··· SOURCE RECORDS
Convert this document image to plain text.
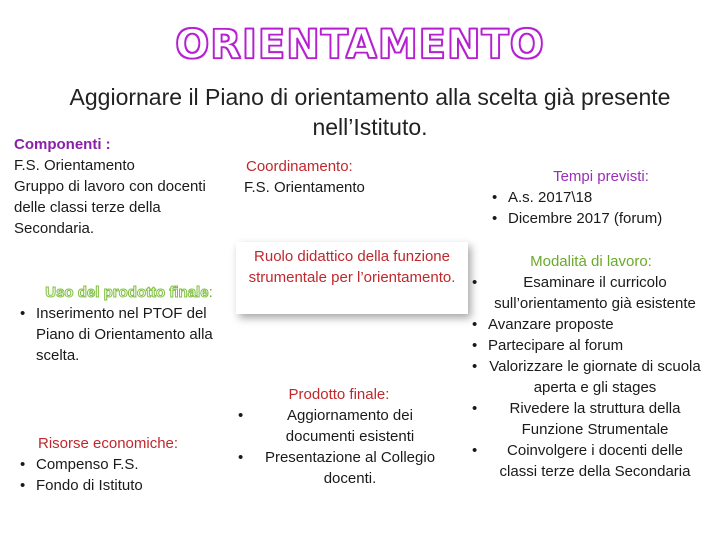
ORIENTAMENTO
Aggiornare il Piano di orientamento alla scelta già presente nell’Istituto.
Componenti :
F.S. Orientamento
Gruppo di lavoro con docenti
delle classi terze della
Secondaria.
Coordinamento:
F.S. Orientamento
Tempi previsti:
• A.s. 2017\18
• Dicembre 2017 (forum)
Ruolo didattico della funzione strumentale per l’orientamento.
Uso del prodotto finale:
• Inserimento nel PTOF del Piano di Orientamento alla scelta.
Modalità di lavoro:
• Esaminare il curricolo sull’orientamento già esistente
• Avanzare proposte
• Partecipare al forum
• Valorizzare le giornate di scuola aperta e gli stages
• Rivedere la struttura della Funzione Strumentale
• Coinvolgere i docenti delle classi terze della Secondaria
Prodotto finale:
• Aggiornamento dei documenti esistenti
• Presentazione al Collegio docenti.
Risorse economiche:
• Compenso F.S.
• Fondo di Istituto
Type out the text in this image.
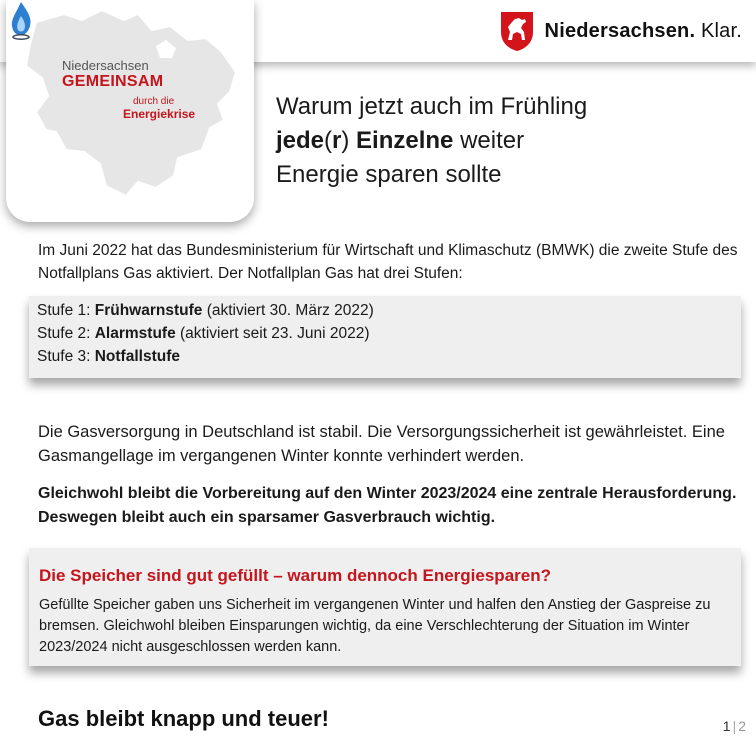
Niedersachsen. Klar.
Niedersachsen
GEMEINSAM
durch die
Energiekrise	Warum jetzt auch im Frühling
jede(r) Einzelne weiter
Energie sparen sollte
Im Juni 2022 hat das Bundesministerium für Wirtschaft und Klimaschutz (BMWK) die zweite Stufe des Notfallplans Gas aktiviert. Der Notfallplan Gas hat drei Stufen:
Stufe 1: Frühwarnstufe (aktiviert 30. März 2022)
Stufe 2: Alarmstufe (aktiviert seit 23. Juni 2022)
Stufe 3: Notfallstufe
Die Gasversorgung in Deutschland ist stabil. Die Versorgungssicherheit ist gewährleistet. Eine Gasmangellage im vergangenen Winter konnte verhindert werden.
Gleichwohl bleibt die Vorbereitung auf den Winter 2023/2024 eine zentrale Herausforderung. Deswegen bleibt auch ein sparsamer Gasverbrauch wichtig.
Die Speicher sind gut gefüllt – warum dennoch Energiesparen?
Gefüllte Speicher gaben uns Sicherheit im vergangenen Winter und halfen den Anstieg der Gaspreise zu bremsen. Gleichwohl bleiben Einsparungen wichtig, da eine Verschlechterung der Situation im Winter 2023/2024 nicht ausgeschlossen werden kann.
Gas bleibt knapp und teuer!	1 | 2
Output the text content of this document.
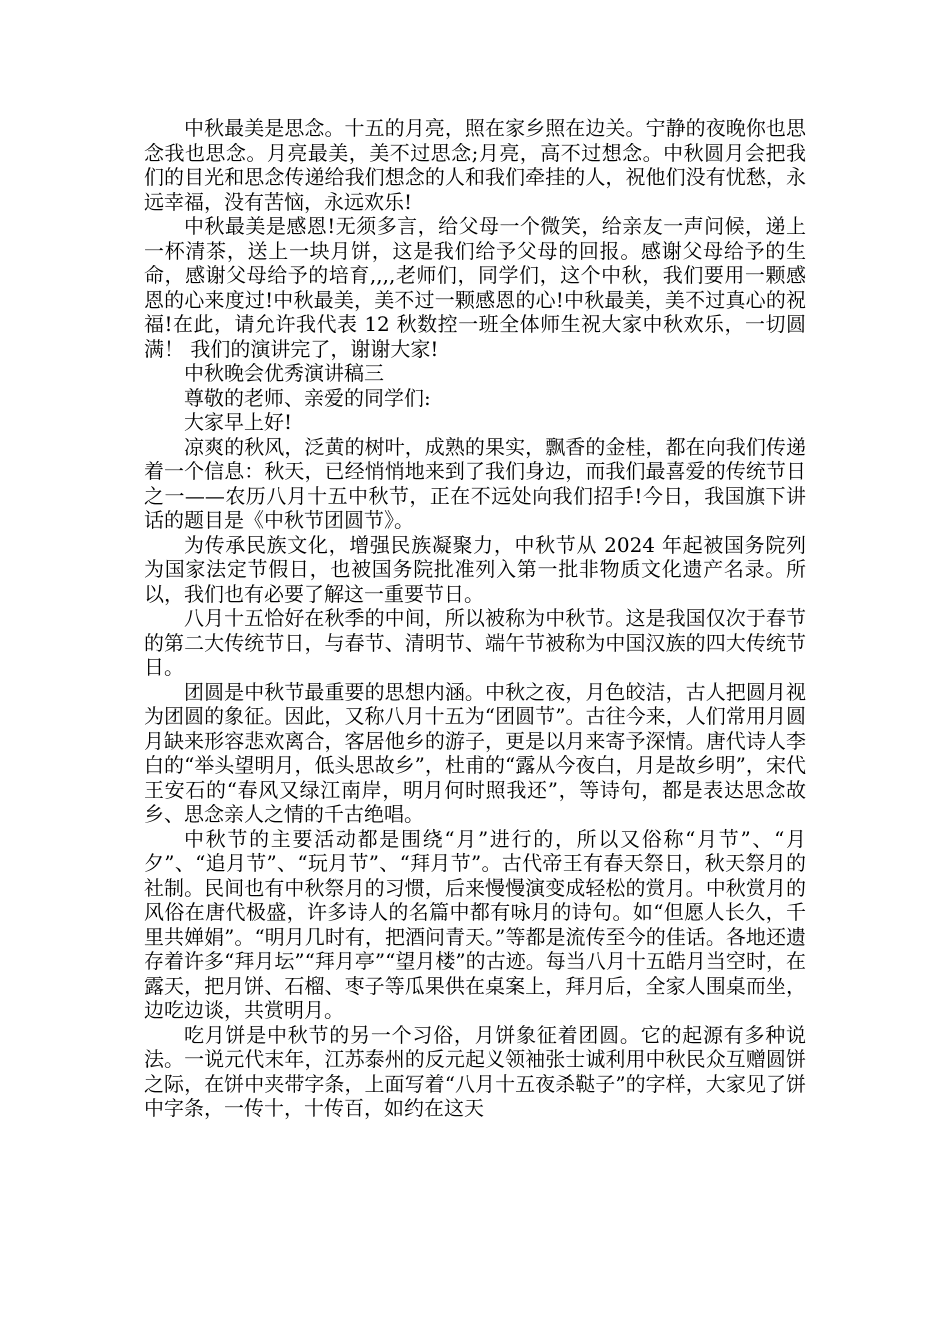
中秋最美是思念。十五的月亮，照在家乡照在边关。宁静的夜晚你也思念我也思念。月亮最美，美不过思念;月亮，高不过想念。中秋圆月会把我们的目光和思念传递给我们想念的人和我们牵挂的人，祝他们没有忧愁，永远幸福，没有苦恼，永远欢乐!

中秋最美是感恩!无须多言，给父母一个微笑，给亲友一声问候，递上一杯清茶，送上一块月饼，这是我们给予父母的回报。感谢父母给予的生命，感谢父母给予的培育,,,,老师们，同学们，这个中秋，我们要用一颗感恩的心来度过!中秋最美，美不过一颗感恩的心!中秋最美，美不过真心的祝福!在此，请允许我代表 12 秋数控一班全体师生祝大家中秋欢乐，一切圆满！ 我们的演讲完了，谢谢大家!

中秋晚会优秀演讲稿三

尊敬的老师、亲爱的同学们:

大家早上好!

凉爽的秋风，泛黄的树叶，成熟的果实，飘香的金桂，都在向我们传递着一个信息：秋天，已经悄悄地来到了我们身边，而我们最喜爱的传统节日之一——农历八月十五中秋节，正在不远处向我们招手!今日，我国旗下讲话的题目是《中秋节团圆节》。

为传承民族文化，增强民族凝聚力，中秋节从 2024 年起被国务院列为国家法定节假日，也被国务院批准列入第一批非物质文化遗产名录。所以，我们也有必要了解这一重要节日。

八月十五恰好在秋季的中间，所以被称为中秋节。这是我国仅次于春节的第二大传统节日，与春节、清明节、端午节被称为中国汉族的四大传统节日。

团圆是中秋节最重要的思想内涵。中秋之夜，月色皎洁，古人把圆月视为团圆的象征。因此，又称八月十五为“团圆节”。古往今来，人们常用月圆月缺来形容悲欢离合，客居他乡的游子，更是以月来寄予深情。唐代诗人李白的“举头望明月，低头思故乡”，杜甫的“露从今夜白，月是故乡明”，宋代王安石的“春风又绿江南岸，明月何时照我还”，等诗句，都是表达思念故乡、思念亲人之情的千古绝唱。

中秋节的主要活动都是围绕“月”进行的，所以又俗称“月节”、“月夕”、“追月节”、“玩月节”、“拜月节”。古代帝王有春天祭日，秋天祭月的社制。民间也有中秋祭月的习惯，后来慢慢演变成轻松的赏月。中秋赏月的风俗在唐代极盛，许多诗人的名篇中都有咏月的诗句。如“但愿人长久，千里共婵娟”。“明月几时有，把酒问青天。”等都是流传至今的佳话。各地还遗存着许多“拜月坛”“拜月亭”“望月楼”的古迹。每当八月十五皓月当空时，在露天，把月饼、石榴、枣子等瓜果供在桌案上，拜月后，全家人围桌而坐，边吃边谈，共赏明月。

吃月饼是中秋节的另一个习俗，月饼象征着团圆。它的起源有多种说法。一说元代末年，江苏泰州的反元起义领袖张士诚利用中秋民众互赠圆饼之际，在饼中夹带字条，上面写着“八月十五夜杀鞑子”的字样，大家见了饼中字条，一传十，十传百，如约在这天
······
§ THE TASK
Among the lines of the listing, how many hold the string "vergangenen"? Respond with only the number.

§ OUTPUT
2